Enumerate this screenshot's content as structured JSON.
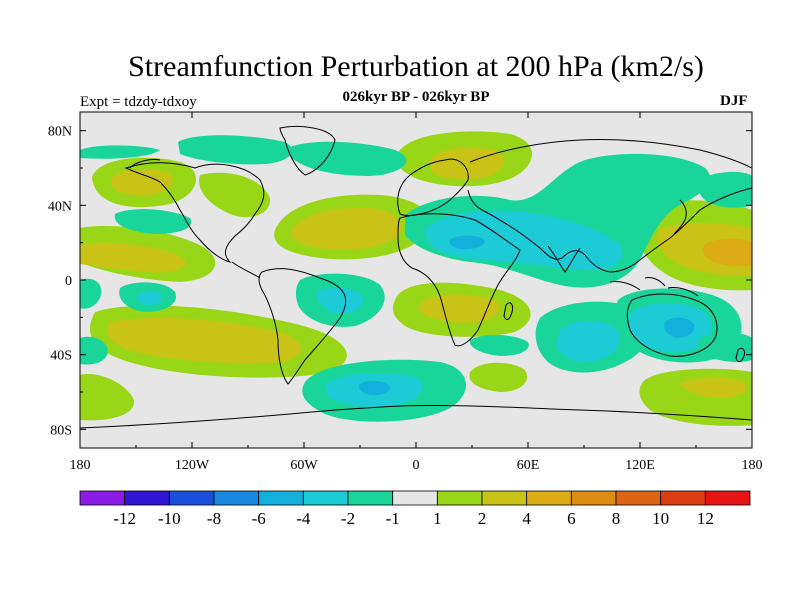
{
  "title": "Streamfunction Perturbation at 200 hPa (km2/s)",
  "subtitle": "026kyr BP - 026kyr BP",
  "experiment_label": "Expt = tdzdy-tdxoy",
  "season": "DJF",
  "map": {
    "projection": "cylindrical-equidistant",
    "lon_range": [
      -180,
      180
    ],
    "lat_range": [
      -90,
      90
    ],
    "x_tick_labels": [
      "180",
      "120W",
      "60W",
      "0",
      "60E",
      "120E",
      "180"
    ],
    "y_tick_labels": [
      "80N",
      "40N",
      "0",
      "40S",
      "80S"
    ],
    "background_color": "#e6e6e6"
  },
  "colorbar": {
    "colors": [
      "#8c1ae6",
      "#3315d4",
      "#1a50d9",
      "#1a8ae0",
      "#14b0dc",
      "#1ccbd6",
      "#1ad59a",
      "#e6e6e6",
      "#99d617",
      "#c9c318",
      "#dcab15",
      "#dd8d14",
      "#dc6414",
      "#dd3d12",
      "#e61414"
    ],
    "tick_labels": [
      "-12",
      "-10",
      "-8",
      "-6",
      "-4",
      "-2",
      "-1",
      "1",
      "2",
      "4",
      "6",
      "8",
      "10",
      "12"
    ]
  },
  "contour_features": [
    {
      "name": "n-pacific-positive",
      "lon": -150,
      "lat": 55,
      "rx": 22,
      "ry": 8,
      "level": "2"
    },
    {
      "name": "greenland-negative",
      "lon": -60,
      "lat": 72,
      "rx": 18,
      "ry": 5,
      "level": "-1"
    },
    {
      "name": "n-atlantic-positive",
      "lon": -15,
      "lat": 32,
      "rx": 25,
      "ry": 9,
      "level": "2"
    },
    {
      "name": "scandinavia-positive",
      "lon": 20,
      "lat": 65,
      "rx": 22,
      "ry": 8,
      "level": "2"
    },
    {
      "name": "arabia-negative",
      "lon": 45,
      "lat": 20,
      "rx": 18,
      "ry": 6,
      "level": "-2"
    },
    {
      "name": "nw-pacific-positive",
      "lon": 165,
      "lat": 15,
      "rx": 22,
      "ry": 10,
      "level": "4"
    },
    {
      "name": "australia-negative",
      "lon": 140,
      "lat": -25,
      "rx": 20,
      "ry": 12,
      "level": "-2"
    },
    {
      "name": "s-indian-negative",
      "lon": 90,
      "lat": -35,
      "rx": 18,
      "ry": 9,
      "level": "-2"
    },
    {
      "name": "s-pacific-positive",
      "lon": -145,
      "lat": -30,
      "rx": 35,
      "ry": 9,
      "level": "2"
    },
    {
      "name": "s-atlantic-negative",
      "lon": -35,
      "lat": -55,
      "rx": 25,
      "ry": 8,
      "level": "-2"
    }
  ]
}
========
— PROBLEM STATEMENT —
Your task is to return the entries above exactly, with no pictures.

— COMPLETE RESPONSE —
Enumerate this screenshot's content as structured JSON.
{
  "title": "Streamfunction Perturbation at 200 hPa (km2/s)",
  "subtitle": "026kyr BP - 026kyr BP",
  "experiment_label": "Expt = tdzdy-tdxoy",
  "season": "DJF",
  "map": {
    "projection": "cylindrical-equidistant",
    "lon_range": [
      -180,
      180
    ],
    "lat_range": [
      -90,
      90
    ],
    "x_tick_labels": [
      "180",
      "120W",
      "60W",
      "0",
      "60E",
      "120E",
      "180"
    ],
    "y_tick_labels": [
      "80N",
      "40N",
      "0",
      "40S",
      "80S"
    ],
    "background_color": "#e6e6e6"
  },
  "colorbar": {
    "colors": [
      "#8c1ae6",
      "#3315d4",
      "#1a50d9",
      "#1a8ae0",
      "#14b0dc",
      "#1ccbd6",
      "#1ad59a",
      "#e6e6e6",
      "#99d617",
      "#c9c318",
      "#dcab15",
      "#dd8d14",
      "#dc6414",
      "#dd3d12",
      "#e61414"
    ],
    "tick_labels": [
      "-12",
      "-10",
      "-8",
      "-6",
      "-4",
      "-2",
      "-1",
      "1",
      "2",
      "4",
      "6",
      "8",
      "10",
      "12"
    ]
  },
  "contour_features": [
    {
      "name": "n-pacific-positive",
      "lon": -150,
      "lat": 55,
      "rx": 22,
      "ry": 8,
      "level": "2"
    },
    {
      "name": "greenland-negative",
      "lon": -60,
      "lat": 72,
      "rx": 18,
      "ry": 5,
      "level": "-1"
    },
    {
      "name": "n-atlantic-positive",
      "lon": -15,
      "lat": 32,
      "rx": 25,
      "ry": 9,
      "level": "2"
    },
    {
      "name": "scandinavia-positive",
      "lon": 20,
      "lat": 65,
      "rx": 22,
      "ry": 8,
      "level": "2"
    },
    {
      "name": "arabia-negative",
      "lon": 45,
      "lat": 20,
      "rx": 18,
      "ry": 6,
      "level": "-2"
    },
    {
      "name": "nw-pacific-positive",
      "lon": 165,
      "lat": 15,
      "rx": 22,
      "ry": 10,
      "level": "4"
    },
    {
      "name": "australia-negative",
      "lon": 140,
      "lat": -25,
      "rx": 20,
      "ry": 12,
      "level": "-2"
    },
    {
      "name": "s-indian-negative",
      "lon": 90,
      "lat": -35,
      "rx": 18,
      "ry": 9,
      "level": "-2"
    },
    {
      "name": "s-pacific-positive",
      "lon": -145,
      "lat": -30,
      "rx": 35,
      "ry": 9,
      "level": "2"
    },
    {
      "name": "s-atlantic-negative",
      "lon": -35,
      "lat": -55,
      "rx": 25,
      "ry": 8,
      "level": "-2"
    }
  ]
}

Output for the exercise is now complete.